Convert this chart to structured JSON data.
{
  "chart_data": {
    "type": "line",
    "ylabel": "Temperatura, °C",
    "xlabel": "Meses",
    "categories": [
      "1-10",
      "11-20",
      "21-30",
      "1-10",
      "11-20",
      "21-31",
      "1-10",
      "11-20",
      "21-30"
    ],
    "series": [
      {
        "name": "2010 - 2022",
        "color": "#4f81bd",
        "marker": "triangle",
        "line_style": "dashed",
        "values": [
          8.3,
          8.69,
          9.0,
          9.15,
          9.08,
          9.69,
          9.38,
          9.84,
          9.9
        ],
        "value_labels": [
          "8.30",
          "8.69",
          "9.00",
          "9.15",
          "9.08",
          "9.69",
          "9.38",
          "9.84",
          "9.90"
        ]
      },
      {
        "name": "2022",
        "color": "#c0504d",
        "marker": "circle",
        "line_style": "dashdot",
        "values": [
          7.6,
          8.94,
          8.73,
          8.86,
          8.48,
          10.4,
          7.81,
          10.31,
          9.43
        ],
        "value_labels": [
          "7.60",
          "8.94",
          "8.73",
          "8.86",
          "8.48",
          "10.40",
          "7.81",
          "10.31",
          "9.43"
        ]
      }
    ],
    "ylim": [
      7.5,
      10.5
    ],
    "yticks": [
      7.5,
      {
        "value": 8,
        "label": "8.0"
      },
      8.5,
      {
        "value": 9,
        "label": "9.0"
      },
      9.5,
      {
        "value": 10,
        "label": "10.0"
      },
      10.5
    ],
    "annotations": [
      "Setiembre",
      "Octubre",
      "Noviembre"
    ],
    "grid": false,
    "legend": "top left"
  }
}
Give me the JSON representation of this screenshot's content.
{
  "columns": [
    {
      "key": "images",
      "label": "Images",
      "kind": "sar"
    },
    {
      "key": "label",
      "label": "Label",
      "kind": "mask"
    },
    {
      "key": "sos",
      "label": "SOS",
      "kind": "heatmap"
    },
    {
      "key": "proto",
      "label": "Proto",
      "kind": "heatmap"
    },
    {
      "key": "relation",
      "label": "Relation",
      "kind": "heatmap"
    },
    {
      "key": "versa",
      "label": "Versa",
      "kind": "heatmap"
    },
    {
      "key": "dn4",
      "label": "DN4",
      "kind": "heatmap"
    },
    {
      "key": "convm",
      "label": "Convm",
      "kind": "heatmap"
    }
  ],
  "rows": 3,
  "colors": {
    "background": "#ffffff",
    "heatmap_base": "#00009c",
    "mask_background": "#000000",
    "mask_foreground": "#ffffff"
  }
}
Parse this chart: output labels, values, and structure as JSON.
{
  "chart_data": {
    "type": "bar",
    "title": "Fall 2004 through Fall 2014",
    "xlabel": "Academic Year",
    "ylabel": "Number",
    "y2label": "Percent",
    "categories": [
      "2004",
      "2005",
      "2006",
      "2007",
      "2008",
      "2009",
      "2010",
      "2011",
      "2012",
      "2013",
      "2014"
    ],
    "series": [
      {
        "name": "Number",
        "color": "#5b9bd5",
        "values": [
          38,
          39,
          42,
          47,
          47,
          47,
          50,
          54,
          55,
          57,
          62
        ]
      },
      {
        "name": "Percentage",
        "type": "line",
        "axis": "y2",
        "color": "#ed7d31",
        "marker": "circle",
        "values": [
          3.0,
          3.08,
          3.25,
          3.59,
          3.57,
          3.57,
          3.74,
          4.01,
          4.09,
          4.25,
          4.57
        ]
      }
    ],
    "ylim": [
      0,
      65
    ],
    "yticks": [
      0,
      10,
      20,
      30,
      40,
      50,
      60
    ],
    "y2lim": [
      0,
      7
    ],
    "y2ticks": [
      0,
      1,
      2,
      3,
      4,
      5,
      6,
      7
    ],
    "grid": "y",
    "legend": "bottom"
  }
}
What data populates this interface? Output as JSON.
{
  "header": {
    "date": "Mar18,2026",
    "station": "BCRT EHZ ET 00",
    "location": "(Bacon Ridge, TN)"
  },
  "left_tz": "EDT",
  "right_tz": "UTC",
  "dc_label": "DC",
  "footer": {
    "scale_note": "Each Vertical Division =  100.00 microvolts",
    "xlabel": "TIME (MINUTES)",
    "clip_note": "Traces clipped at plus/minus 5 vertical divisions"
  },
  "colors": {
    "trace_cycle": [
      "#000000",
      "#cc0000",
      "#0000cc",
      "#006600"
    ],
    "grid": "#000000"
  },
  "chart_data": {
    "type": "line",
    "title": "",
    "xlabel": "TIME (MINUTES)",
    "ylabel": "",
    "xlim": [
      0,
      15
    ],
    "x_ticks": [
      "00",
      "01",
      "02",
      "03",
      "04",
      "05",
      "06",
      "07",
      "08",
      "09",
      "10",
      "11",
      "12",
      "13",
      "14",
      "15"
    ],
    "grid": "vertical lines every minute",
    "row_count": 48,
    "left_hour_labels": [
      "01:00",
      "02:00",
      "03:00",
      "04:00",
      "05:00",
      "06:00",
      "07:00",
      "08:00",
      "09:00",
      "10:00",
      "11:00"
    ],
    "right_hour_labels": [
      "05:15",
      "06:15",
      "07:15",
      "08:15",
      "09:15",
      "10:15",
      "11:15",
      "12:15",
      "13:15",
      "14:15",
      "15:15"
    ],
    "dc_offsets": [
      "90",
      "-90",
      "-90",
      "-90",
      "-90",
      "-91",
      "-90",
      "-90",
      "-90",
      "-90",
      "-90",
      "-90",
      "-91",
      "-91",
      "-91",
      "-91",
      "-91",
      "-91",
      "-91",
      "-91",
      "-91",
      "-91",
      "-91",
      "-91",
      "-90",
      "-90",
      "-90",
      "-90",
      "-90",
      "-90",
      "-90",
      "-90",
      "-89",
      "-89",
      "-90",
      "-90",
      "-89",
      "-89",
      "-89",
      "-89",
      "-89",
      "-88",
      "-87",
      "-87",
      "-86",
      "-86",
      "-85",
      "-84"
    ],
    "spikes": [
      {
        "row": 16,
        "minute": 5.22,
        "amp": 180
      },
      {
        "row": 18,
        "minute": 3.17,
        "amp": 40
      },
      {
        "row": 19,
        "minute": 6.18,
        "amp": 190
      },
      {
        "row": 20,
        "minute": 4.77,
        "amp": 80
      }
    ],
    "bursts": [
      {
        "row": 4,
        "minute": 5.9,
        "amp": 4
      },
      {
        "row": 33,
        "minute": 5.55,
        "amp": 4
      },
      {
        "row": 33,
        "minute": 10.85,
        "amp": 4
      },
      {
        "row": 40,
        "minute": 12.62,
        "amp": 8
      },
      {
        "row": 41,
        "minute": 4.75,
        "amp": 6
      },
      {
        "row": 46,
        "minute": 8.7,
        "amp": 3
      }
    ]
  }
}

## Short task
The entries above must be returned in full, exactly as shown.

## Answer below
Convert this chart to structured JSON data.
{
  "chart_data": {
    "type": "line",
    "ylabel": "Temperatura, °C",
    "xlabel": "Meses",
    "categories": [
      "1-10",
      "11-20",
      "21-30",
      "1-10",
      "11-20",
      "21-31",
      "1-10",
      "11-20",
      "21-30"
    ],
    "series": [
      {
        "name": "2010 - 2022",
        "color": "#4f81bd",
        "marker": "triangle",
        "line_style": "dashed",
        "values": [
          8.3,
          8.69,
          9.0,
          9.15,
          9.08,
          9.69,
          9.38,
          9.84,
          9.9
        ],
        "value_labels": [
          "8.30",
          "8.69",
          "9.00",
          "9.15",
          "9.08",
          "9.69",
          "9.38",
          "9.84",
          "9.90"
        ]
      },
      {
        "name": "2022",
        "color": "#c0504d",
        "marker": "circle",
        "line_style": "dashdot",
        "values": [
          7.6,
          8.94,
          8.73,
          8.86,
          8.48,
          10.4,
          7.81,
          10.31,
          9.43
        ],
        "value_labels": [
          "7.60",
          "8.94",
          "8.73",
          "8.86",
          "8.48",
          "10.40",
          "7.81",
          "10.31",
          "9.43"
        ]
      }
    ],
    "ylim": [
      7.5,
      10.5
    ],
    "yticks": [
      7.5,
      {
        "value": 8,
        "label": "8.0"
      },
      8.5,
      {
        "value": 9,
        "label": "9.0"
      },
      9.5,
      {
        "value": 10,
        "label": "10.0"
      },
      10.5
    ],
    "annotations": [
      "Setiembre",
      "Octubre",
      "Noviembre"
    ],
    "grid": false,
    "legend": "top left"
  }
}
Give me the JSON representation of this screenshot's content.
{
  "columns": [
    {
      "key": "images",
      "label": "Images",
      "kind": "sar"
    },
    {
      "key": "label",
      "label": "Label",
      "kind": "mask"
    },
    {
      "key": "sos",
      "label": "SOS",
      "kind": "heatmap"
    },
    {
      "key": "proto",
      "label": "Proto",
      "kind": "heatmap"
    },
    {
      "key": "relation",
      "label": "Relation",
      "kind": "heatmap"
    },
    {
      "key": "versa",
      "label": "Versa",
      "kind": "heatmap"
    },
    {
      "key": "dn4",
      "label": "DN4",
      "kind": "heatmap"
    },
    {
      "key": "convm",
      "label": "Convm",
      "kind": "heatmap"
    }
  ],
  "rows": 3,
  "colors": {
    "background": "#ffffff",
    "heatmap_base": "#00009c",
    "mask_background": "#000000",
    "mask_foreground": "#ffffff"
  }
}
Parse this chart: output labels, values, and structure as JSON.
{
  "chart_data": {
    "type": "bar",
    "title": "Fall 2004 through Fall 2014",
    "xlabel": "Academic Year",
    "ylabel": "Number",
    "y2label": "Percent",
    "categories": [
      "2004",
      "2005",
      "2006",
      "2007",
      "2008",
      "2009",
      "2010",
      "2011",
      "2012",
      "2013",
      "2014"
    ],
    "series": [
      {
        "name": "Number",
        "color": "#5b9bd5",
        "values": [
          38,
          39,
          42,
          47,
          47,
          47,
          50,
          54,
          55,
          57,
          62
        ]
      },
      {
        "name": "Percentage",
        "type": "line",
        "axis": "y2",
        "color": "#ed7d31",
        "marker": "circle",
        "values": [
          3.0,
          3.08,
          3.25,
          3.59,
          3.57,
          3.57,
          3.74,
          4.01,
          4.09,
          4.25,
          4.57
        ]
      }
    ],
    "ylim": [
      0,
      65
    ],
    "yticks": [
      0,
      10,
      20,
      30,
      40,
      50,
      60
    ],
    "y2lim": [
      0,
      7
    ],
    "y2ticks": [
      0,
      1,
      2,
      3,
      4,
      5,
      6,
      7
    ],
    "grid": "y",
    "legend": "bottom"
  }
}
What data populates this interface? Output as JSON.
{
  "header": {
    "date": "Mar18,2026",
    "station": "BCRT EHZ ET 00",
    "location": "(Bacon Ridge, TN)"
  },
  "left_tz": "EDT",
  "right_tz": "UTC",
  "dc_label": "DC",
  "footer": {
    "scale_note": "Each Vertical Division =  100.00 microvolts",
    "xlabel": "TIME (MINUTES)",
    "clip_note": "Traces clipped at plus/minus 5 vertical divisions"
  },
  "colors": {
    "trace_cycle": [
      "#000000",
      "#cc0000",
      "#0000cc",
      "#006600"
    ],
    "grid": "#000000"
  },
  "chart_data": {
    "type": "line",
    "title": "",
    "xlabel": "TIME (MINUTES)",
    "ylabel": "",
    "xlim": [
      0,
      15
    ],
    "x_ticks": [
      "00",
      "01",
      "02",
      "03",
      "04",
      "05",
      "06",
      "07",
      "08",
      "09",
      "10",
      "11",
      "12",
      "13",
      "14",
      "15"
    ],
    "grid": "vertical lines every minute",
    "row_count": 48,
    "left_hour_labels": [
      "01:00",
      "02:00",
      "03:00",
      "04:00",
      "05:00",
      "06:00",
      "07:00",
      "08:00",
      "09:00",
      "10:00",
      "11:00"
    ],
    "right_hour_labels": [
      "05:15",
      "06:15",
      "07:15",
      "08:15",
      "09:15",
      "10:15",
      "11:15",
      "12:15",
      "13:15",
      "14:15",
      "15:15"
    ],
    "dc_offsets": [
      "90",
      "-90",
      "-90",
      "-90",
      "-90",
      "-91",
      "-90",
      "-90",
      "-90",
      "-90",
      "-90",
      "-90",
      "-91",
      "-91",
      "-91",
      "-91",
      "-91",
      "-91",
      "-91",
      "-91",
      "-91",
      "-91",
      "-91",
      "-91",
      "-90",
      "-90",
      "-90",
      "-90",
      "-90",
      "-90",
      "-90",
      "-90",
      "-89",
      "-89",
      "-90",
      "-90",
      "-89",
      "-89",
      "-89",
      "-89",
      "-89",
      "-88",
      "-87",
      "-87",
      "-86",
      "-86",
      "-85",
      "-84"
    ],
    "spikes": [
      {
        "row": 16,
        "minute": 5.22,
        "amp": 180
      },
      {
        "row": 18,
        "minute": 3.17,
        "amp": 40
      },
      {
        "row": 19,
        "minute": 6.18,
        "amp": 190
      },
      {
        "row": 20,
        "minute": 4.77,
        "amp": 80
      }
    ],
    "bursts": [
      {
        "row": 4,
        "minute": 5.9,
        "amp": 4
      },
      {
        "row": 33,
        "minute": 5.55,
        "amp": 4
      },
      {
        "row": 33,
        "minute": 10.85,
        "amp": 4
      },
      {
        "row": 40,
        "minute": 12.62,
        "amp": 8
      },
      {
        "row": 41,
        "minute": 4.75,
        "amp": 6
      },
      {
        "row": 46,
        "minute": 8.7,
        "amp": 3
      }
    ]
  }
}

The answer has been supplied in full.